━━━ Текст для чтения
Давали пьесу израильского драматурга Ханоха Левина "Приговоренный к смерти". На сцене не было декораций в традиционном смысле слова: в центре стояли двумя рядами дамы и господа в торжественных вечерних туалетах, наводя на мысль о концертном исполнении классических пьес девятнадцатого века: так на моей памяти была одета труппа, представлявшая в шестидесятых годах ибсеновского "Пер Гюнта" на провинциальной сцене. Слева на авансцене стояли на коленях трое в полосатых тюремных костюмах, а по обе стороны сцены в роскошных, выложенных алым бархатом, витринах кровожадно поблескивали изощренные орудия пыток. Вначале все было, как положено: актеры плакали и пели, публика молча внимала, аплодируя в соответствующих местах.
Вдруг откуда-то из задних рядов раздался хриплый выкрик, похожий на птичий клекот, и грузный человек пробежал к сцене по ковровой дорожке, спускающейся ступенями в проходе между креслами. Зрители, давно привыкшие к хитроумным режиссерским трюкам, приняли его было за одного из актеров, тем более, что он с разбегу вскочил на сцену, резко выделяясь среди концертных фраков и обнаженных женских плеч синей нейлоновой курткой на молниях. Но сами актеры в замешательстве попятились, оборвав музыкальную фразу на полутоне.
━━━━━━
Перепишите целиком отрывок о спектакле по пьесе Ханоха Левина, слово в слово и без единого изменения. Опирайтесь только на этот текст.
━━━ Записанные данные
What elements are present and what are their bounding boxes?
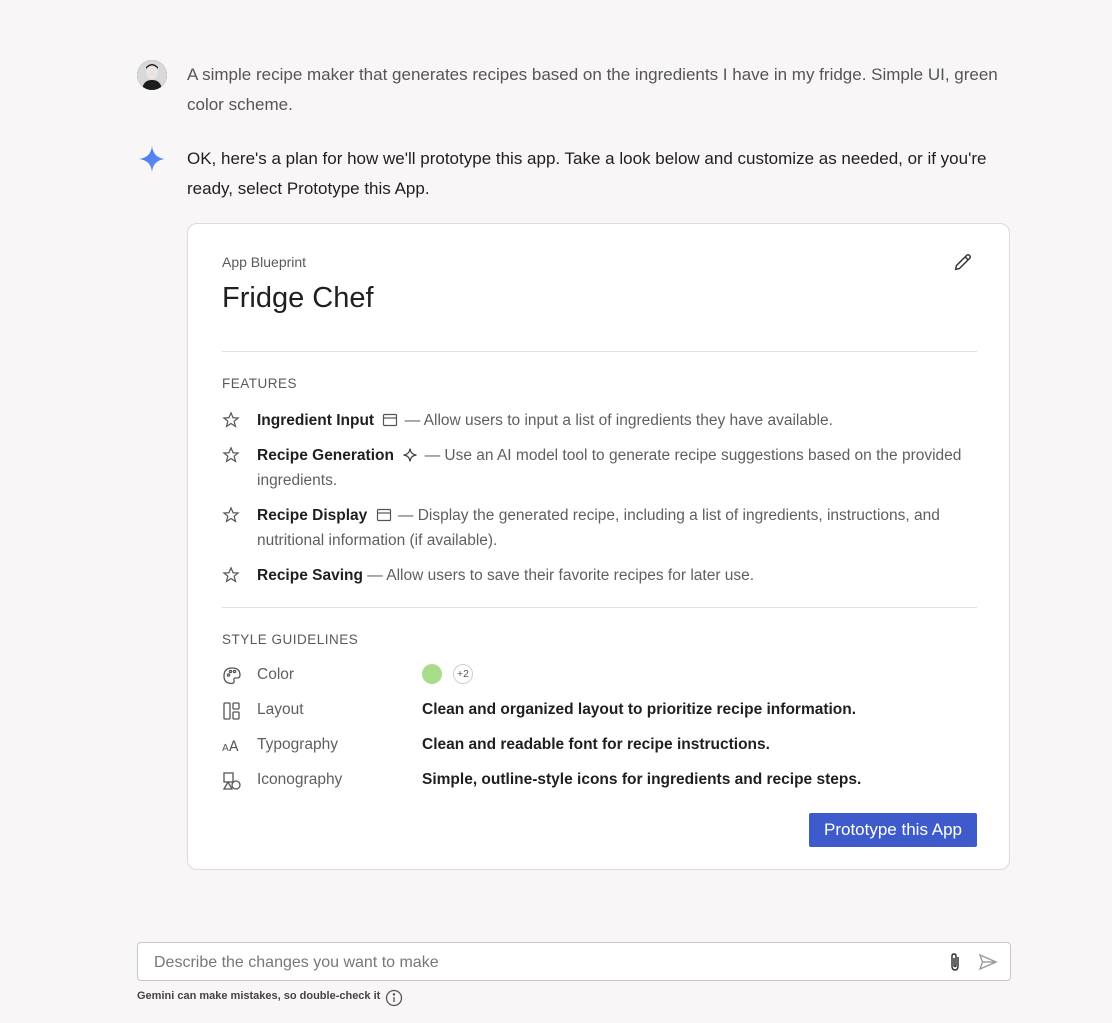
━━━━━━
# Ответ:
Давали пьесу израильского драматурга Ханоха Левина "Приговоренный к смерти". На сцене не было декораций в традиционном смысле слова: в центре стояли двумя рядами дамы и господа в торжественных вечерних туалетах, наводя на мысль о концертном исполнении классических пьес девятнадцатого века: так на моей памяти была одета труппа, представлявшая в шестидесятых годах ибсеновского "Пер Гюнта" на провинциальной сцене. Слева на авансцене стояли на коленях трое в полосатых тюремных костюмах, а по обе стороны сцены в роскошных, выложенных алым бархатом, витринах кровожадно поблескивали изощренные орудия пыток. Вначале все было, как положено: актеры плакали и пели, публика молча внимала, аплодируя в соответствующих местах.
Вдруг откуда-то из задних рядов раздался хриплый выкрик, похожий на птичий клекот, и грузный человек пробежал к сцене по ковровой дорожке, спускающейся ступенями в проходе между креслами. Зрители, давно привыкшие к хитроумным режиссерским трюкам, приняли его было за одного из актеров, тем более, что он с разбегу вскочил на сцену, резко выделяясь среди концертных фраков и обнаженных женских плеч синей нейлоновой курткой на молниях. Но сами актеры в замешательстве попятились, оборвав музыкальную фразу на полутоне.